= Written instruction =
Transcribe each line of the records below exactly, excluding any embedded images.

+-------+

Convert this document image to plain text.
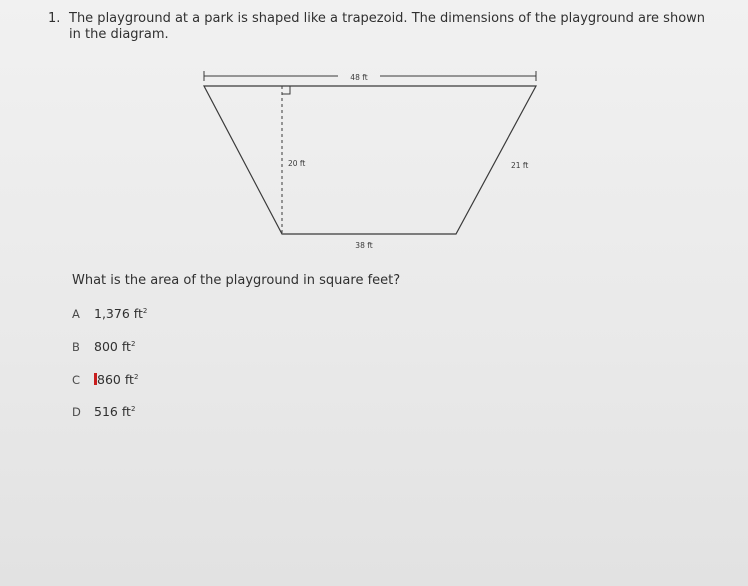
1. The playground at a park is shaped like a trapezoid. The dimensions of the playground are shown in the diagram.
48 ft
20 ft	21 ft
38 ft
What is the area of the playground in square feet?
A 1,376 $ft^2$
B 800 $ft^2$
C 860 $ft^2$
D 516 $ft^2$
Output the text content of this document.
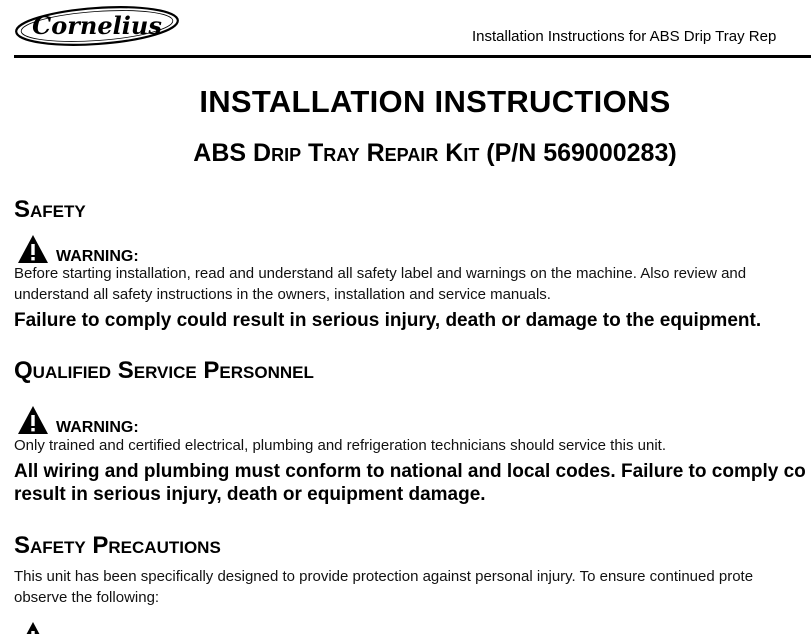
Cornelius	Installation Instructions for ABS Drip Tray Rep
INSTALLATION INSTRUCTIONS
ABS Drip Tray Repair Kit (P/N 569000283)
Safety
WARNING:
Before starting installation, read and understand all safety label and warnings on the machine. Also review and
understand all safety instructions in the owners, installation and service manuals.
Failure to comply could result in serious injury, death or damage to the equipment.
Qualified Service Personnel
WARNING:
Only trained and certified electrical, plumbing and refrigeration technicians should service this unit.
All wiring and plumbing must conform to national and local codes. Failure to comply co
result in serious injury, death or equipment damage.
Safety Precautions
This unit has been specifically designed to provide protection against personal injury. To ensure continued prote
observe the following:
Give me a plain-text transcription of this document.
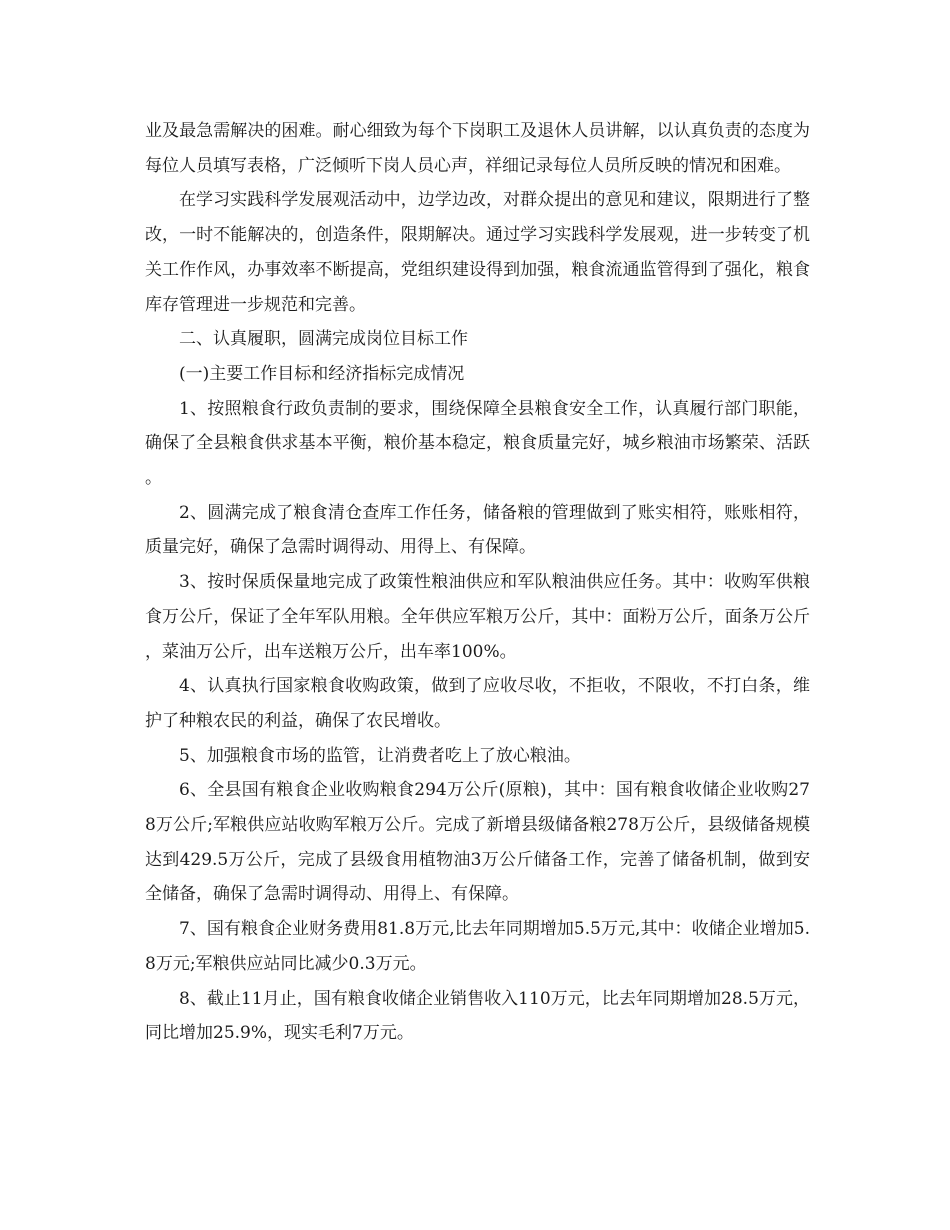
业及最急需解决的困难。耐心细致为每个下岗职工及退休人员讲解，以认真负责的态度为每位人员填写表格，广泛倾听下岗人员心声，祥细记录每位人员所反映的情况和困难。

在学习实践科学发展观活动中，边学边改，对群众提出的意见和建议，限期进行了整改，一时不能解决的，创造条件，限期解决。通过学习实践科学发展观，进一步转变了机关工作作风，办事效率不断提高，党组织建设得到加强，粮食流通监管得到了强化，粮食库存管理进一步规范和完善。

二、认真履职，圆满完成岗位目标工作

(一)主要工作目标和经济指标完成情况

1、按照粮食行政负责制的要求，围绕保障全县粮食安全工作，认真履行部门职能，确保了全县粮食供求基本平衡，粮价基本稳定，粮食质量完好，城乡粮油市场繁荣、活跃。

2、圆满完成了粮食清仓查库工作任务，储备粮的管理做到了账实相符，账账相符，质量完好，确保了急需时调得动、用得上、有保障。

3、按时保质保量地完成了政策性粮油供应和军队粮油供应任务。其中：收购军供粮食万公斤，保证了全年军队用粮。全年供应军粮万公斤，其中：面粉万公斤，面条万公斤，菜油万公斤，出车送粮万公斤，出车率100%。

4、认真执行国家粮食收购政策，做到了应收尽收，不拒收，不限收，不打白条，维护了种粮农民的利益，确保了农民增收。

5、加强粮食市场的监管，让消费者吃上了放心粮油。

6、全县国有粮食企业收购粮食294万公斤(原粮)，其中：国有粮食收储企业收购278万公斤;军粮供应站收购军粮万公斤。完成了新增县级储备粮278万公斤，县级储备规模达到429.5万公斤，完成了县级食用植物油3万公斤储备工作，完善了储备机制，做到安全储备，确保了急需时调得动、用得上、有保障。

7、国有粮食企业财务费用81.8万元,比去年同期增加5.5万元,其中：收储企业增加5.8万元;军粮供应站同比减少0.3万元。

8、截止11月止，国有粮食收储企业销售收入110万元，比去年同期增加28.5万元，同比增加25.9%，现实毛利7万元。
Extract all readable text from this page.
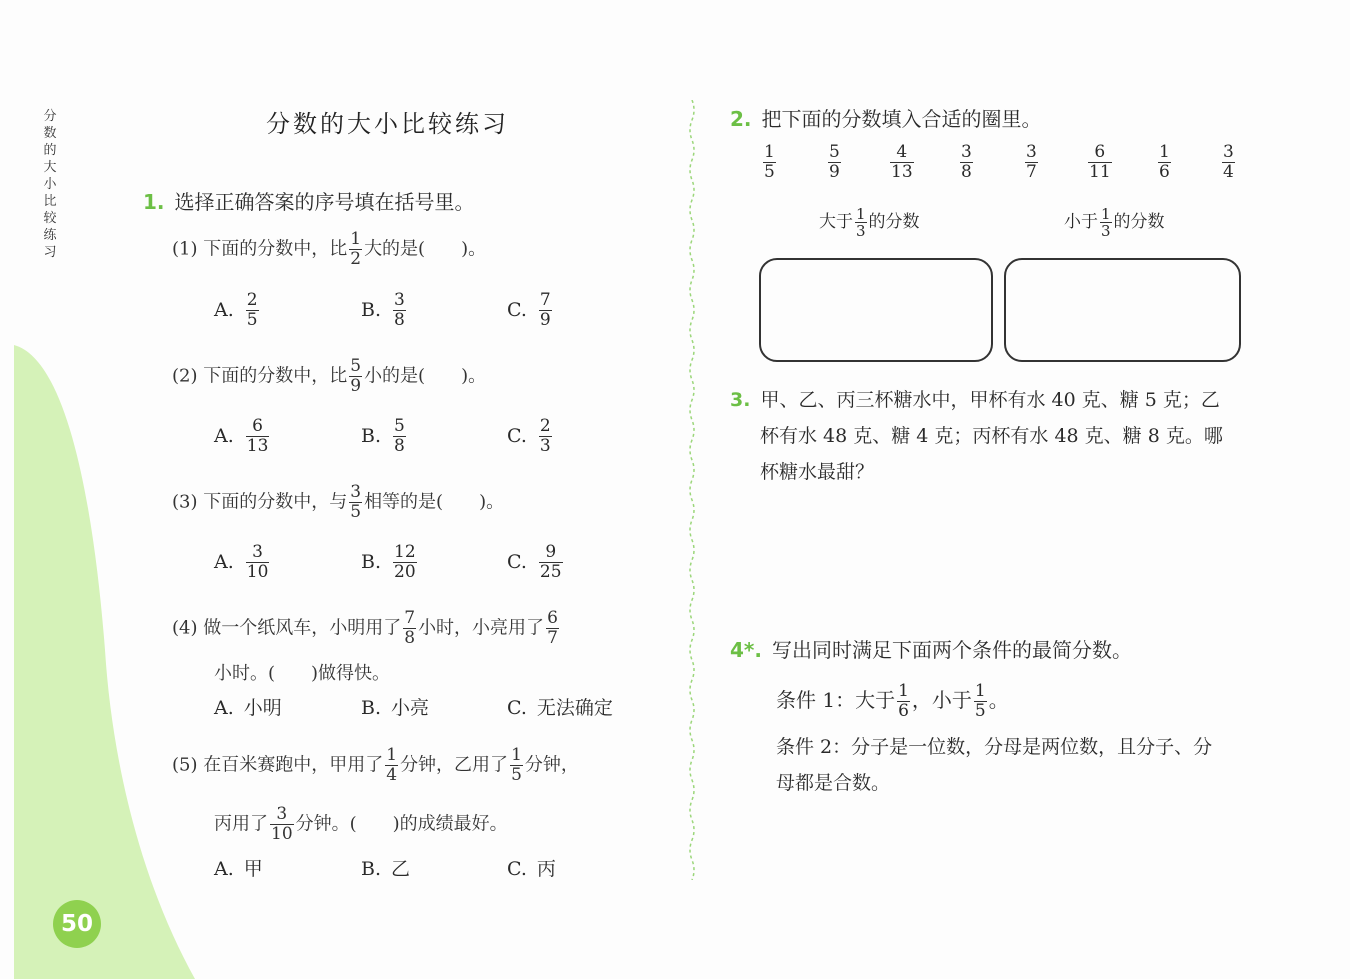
分
数
的
大
小
比
较
练
习
50
分数的大小比较练习
1. 选择正确答案的序号填在括号里。
(1) 下面的分数中，比 $\frac{1}{2}$ 大的是(　　)。
A. $\frac{2}{5}$	B. $\frac{3}{8}$	C. $\frac{7}{9}$
(2) 下面的分数中，比 $\frac{5}{9}$ 小的是(　　)。
A. $\frac{6}{13}$	B. $\frac{5}{8}$	C. $\frac{2}{3}$
(3) 下面的分数中，与 $\frac{3}{5}$ 相等的是(　　)。
A. $\frac{3}{10}$	B. $\frac{12}{20}$	C. $\frac{9}{25}$
(4) 做一个纸风车，小明用了 $\frac{7}{8}$ 小时，小亮用了 $\frac{6}{7}$
小时。(　　)做得快。
A. 小明	B. 小亮	C. 无法确定
(5) 在百米赛跑中，甲用了 $\frac{1}{4}$ 分钟，乙用了 $\frac{1}{5}$ 分钟，
丙用了 $\frac{3}{10}$ 分钟。(　　)的成绩最好。
A. 甲	B. 乙	C. 丙
2. 把下面的分数填入合适的圈里。
$\frac{1}{5}$	$\frac{5}{9}$	$\frac{4}{13}$	$\frac{3}{8}$	$\frac{3}{7}$	$\frac{6}{11}$	$\frac{1}{6}$	$\frac{3}{4}$
大于 $\frac{1}{3}$ 的分数	小于 $\frac{1}{3}$ 的分数
3. 甲、乙、丙三杯糖水中，甲杯有水 40 克、糖 5 克；乙
杯有水 48 克、糖 4 克；丙杯有水 48 克、糖 8 克。哪
杯糖水最甜？
4*. 写出同时满足下面两个条件的最简分数。
条件 1：大于 $\frac{1}{6}$ ，小于 $\frac{1}{5}$ 。
条件 2：分子是一位数，分母是两位数，且分子、分
母都是合数。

+-------+

= Exercise output =
Convert this document image to plain text.
1. The playground at a park is shaped like a trapezoid. The dimensions of the playground are shown in the diagram.
48 ft
20 ft	21 ft
38 ft
What is the area of the playground in square feet?
A 1,376 $ft^2$
B 800 $ft^2$
C 860 $ft^2$
D 516 $ft^2$
Output the text content of this document.
Cornelius	Installation Instructions for ABS Drip Tray Rep
INSTALLATION INSTRUCTIONS
ABS Drip Tray Repair Kit (P/N 569000283)
Safety
WARNING:
Before starting installation, read and understand all safety label and warnings on the machine. Also review and
understand all safety instructions in the owners, installation and service manuals.
Failure to comply could result in serious injury, death or damage to the equipment.
Qualified Service Personnel
WARNING:
Only trained and certified electrical, plumbing and refrigeration technicians should service this unit.
All wiring and plumbing must conform to national and local codes. Failure to comply co
result in serious injury, death or equipment damage.
Safety Precautions
This unit has been specifically designed to provide protection against personal injury. To ensure continued prote
observe the following:
Give me a plain-text transcription of this document.
业及最急需解决的困难。耐心细致为每个下岗职工及退休人员讲解，以认真负责的态度为每位人员填写表格，广泛倾听下岗人员心声，祥细记录每位人员所反映的情况和困难。

在学习实践科学发展观活动中，边学边改，对群众提出的意见和建议，限期进行了整改，一时不能解决的，创造条件，限期解决。通过学习实践科学发展观，进一步转变了机关工作作风，办事效率不断提高，党组织建设得到加强，粮食流通监管得到了强化，粮食库存管理进一步规范和完善。

二、认真履职，圆满完成岗位目标工作

(一)主要工作目标和经济指标完成情况

1、按照粮食行政负责制的要求，围绕保障全县粮食安全工作，认真履行部门职能，确保了全县粮食供求基本平衡，粮价基本稳定，粮食质量完好，城乡粮油市场繁荣、活跃。

2、圆满完成了粮食清仓查库工作任务，储备粮的管理做到了账实相符，账账相符，质量完好，确保了急需时调得动、用得上、有保障。

3、按时保质保量地完成了政策性粮油供应和军队粮油供应任务。其中：收购军供粮食万公斤，保证了全年军队用粮。全年供应军粮万公斤，其中：面粉万公斤，面条万公斤，菜油万公斤，出车送粮万公斤，出车率100%。

4、认真执行国家粮食收购政策，做到了应收尽收，不拒收，不限收，不打白条，维护了种粮农民的利益，确保了农民增收。

5、加强粮食市场的监管，让消费者吃上了放心粮油。

6、全县国有粮食企业收购粮食294万公斤(原粮)，其中：国有粮食收储企业收购278万公斤;军粮供应站收购军粮万公斤。完成了新增县级储备粮278万公斤，县级储备规模达到429.5万公斤，完成了县级食用植物油3万公斤储备工作，完善了储备机制，做到安全储备，确保了急需时调得动、用得上、有保障。

7、国有粮食企业财务费用81.8万元,比去年同期增加5.5万元,其中：收储企业增加5.8万元;军粮供应站同比减少0.3万元。

8、截止11月止，国有粮食收储企业销售收入110万元，比去年同期增加28.5万元，同比增加25.9%，现实毛利7万元。
Extract all readable text from this page.
分
数
的
大
小
比
较
练
习
50
分数的大小比较练习
1. 选择正确答案的序号填在括号里。
(1) 下面的分数中，比 $\frac{1}{2}$ 大的是(　　)。
A. $\frac{2}{5}$	B. $\frac{3}{8}$	C. $\frac{7}{9}$
(2) 下面的分数中，比 $\frac{5}{9}$ 小的是(　　)。
A. $\frac{6}{13}$	B. $\frac{5}{8}$	C. $\frac{2}{3}$
(3) 下面的分数中，与 $\frac{3}{5}$ 相等的是(　　)。
A. $\frac{3}{10}$	B. $\frac{12}{20}$	C. $\frac{9}{25}$
(4) 做一个纸风车，小明用了 $\frac{7}{8}$ 小时，小亮用了 $\frac{6}{7}$
小时。(　　)做得快。
A. 小明	B. 小亮	C. 无法确定
(5) 在百米赛跑中，甲用了 $\frac{1}{4}$ 分钟，乙用了 $\frac{1}{5}$ 分钟，
丙用了 $\frac{3}{10}$ 分钟。(　　)的成绩最好。
A. 甲	B. 乙	C. 丙
2. 把下面的分数填入合适的圈里。
$\frac{1}{5}$	$\frac{5}{9}$	$\frac{4}{13}$	$\frac{3}{8}$	$\frac{3}{7}$	$\frac{6}{11}$	$\frac{1}{6}$	$\frac{3}{4}$
大于 $\frac{1}{3}$ 的分数	小于 $\frac{1}{3}$ 的分数
3. 甲、乙、丙三杯糖水中，甲杯有水 40 克、糖 5 克；乙
杯有水 48 克、糖 4 克；丙杯有水 48 克、糖 8 克。哪
杯糖水最甜？
4*. 写出同时满足下面两个条件的最简分数。
条件 1：大于 $\frac{1}{6}$ ，小于 $\frac{1}{5}$ 。
条件 2：分子是一位数，分母是两位数，且分子、分
母都是合数。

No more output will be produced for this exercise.